## Exercise
Reproduce all the lines below exactly and omit the images.

## Provided records
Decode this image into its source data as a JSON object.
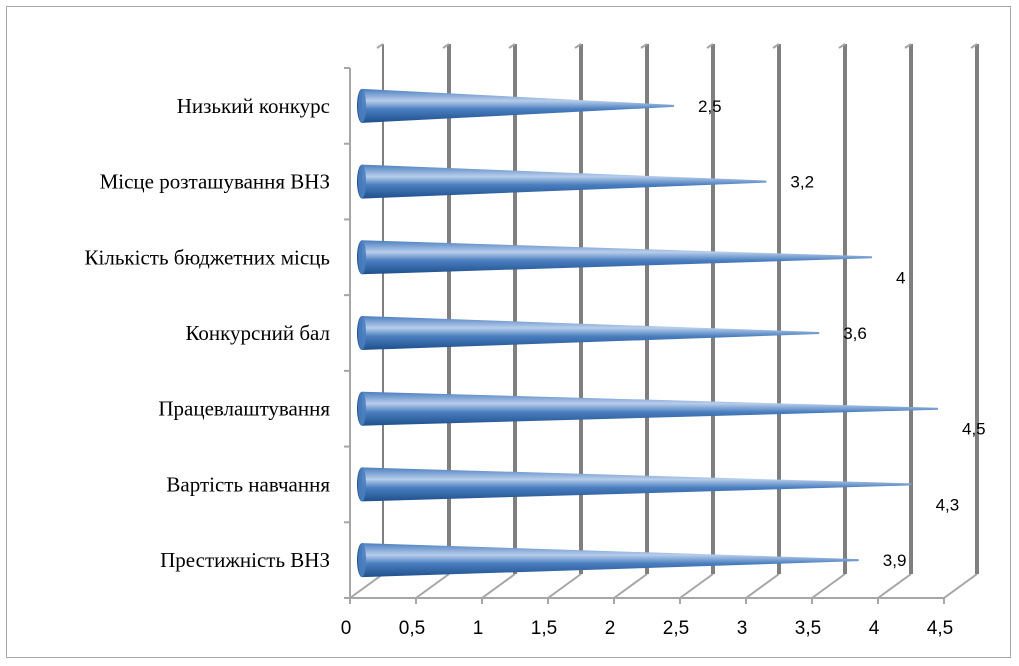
{
  "chart_data": {
    "type": "bar",
    "orientation": "horizontal",
    "style": "3d-cone",
    "categories": [
      "Престижність ВНЗ",
      "Вартість навчання",
      "Працевлаштування",
      "Конкурсний бал",
      "Кількість бюджетних місць",
      "Місце розташування ВНЗ",
      "Низький конкурс"
    ],
    "values": [
      3.9,
      4.3,
      4.5,
      3.6,
      4.0,
      3.2,
      2.5
    ],
    "value_labels": [
      "3,9",
      "4,3",
      "4,5",
      "3,6",
      "4",
      "3,2",
      "2,5"
    ],
    "xlim": [
      0,
      4.5
    ],
    "xticks": [
      0,
      0.5,
      1,
      1.5,
      2,
      2.5,
      3,
      3.5,
      4,
      4.5
    ],
    "xtick_labels": [
      "0",
      "0,5",
      "1",
      "1,5",
      "2",
      "2,5",
      "3",
      "3,5",
      "4",
      "4,5"
    ],
    "grid": true,
    "legend": "none",
    "title": "",
    "xlabel": "",
    "ylabel": "",
    "colors": {
      "bar_dark": "#1f4f8c",
      "bar_mid": "#4a7ebf",
      "bar_light": "#b7cdeb",
      "gridline": "#a6a6a6",
      "gridline_shadow": "#7f7f7f"
    }
  }
}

## Solution for this exercise
Decode this image into its source data as a JSON object.
{
  "chart_data": {
    "type": "bar",
    "orientation": "horizontal",
    "style": "3d-cone",
    "categories": [
      "Престижність ВНЗ",
      "Вартість навчання",
      "Працевлаштування",
      "Конкурсний бал",
      "Кількість бюджетних місць",
      "Місце розташування ВНЗ",
      "Низький конкурс"
    ],
    "values": [
      3.9,
      4.3,
      4.5,
      3.6,
      4.0,
      3.2,
      2.5
    ],
    "value_labels": [
      "3,9",
      "4,3",
      "4,5",
      "3,6",
      "4",
      "3,2",
      "2,5"
    ],
    "xlim": [
      0,
      4.5
    ],
    "xticks": [
      0,
      0.5,
      1,
      1.5,
      2,
      2.5,
      3,
      3.5,
      4,
      4.5
    ],
    "xtick_labels": [
      "0",
      "0,5",
      "1",
      "1,5",
      "2",
      "2,5",
      "3",
      "3,5",
      "4",
      "4,5"
    ],
    "grid": true,
    "legend": "none",
    "title": "",
    "xlabel": "",
    "ylabel": "",
    "colors": {
      "bar_dark": "#1f4f8c",
      "bar_mid": "#4a7ebf",
      "bar_light": "#b7cdeb",
      "gridline": "#a6a6a6",
      "gridline_shadow": "#7f7f7f"
    }
  }
}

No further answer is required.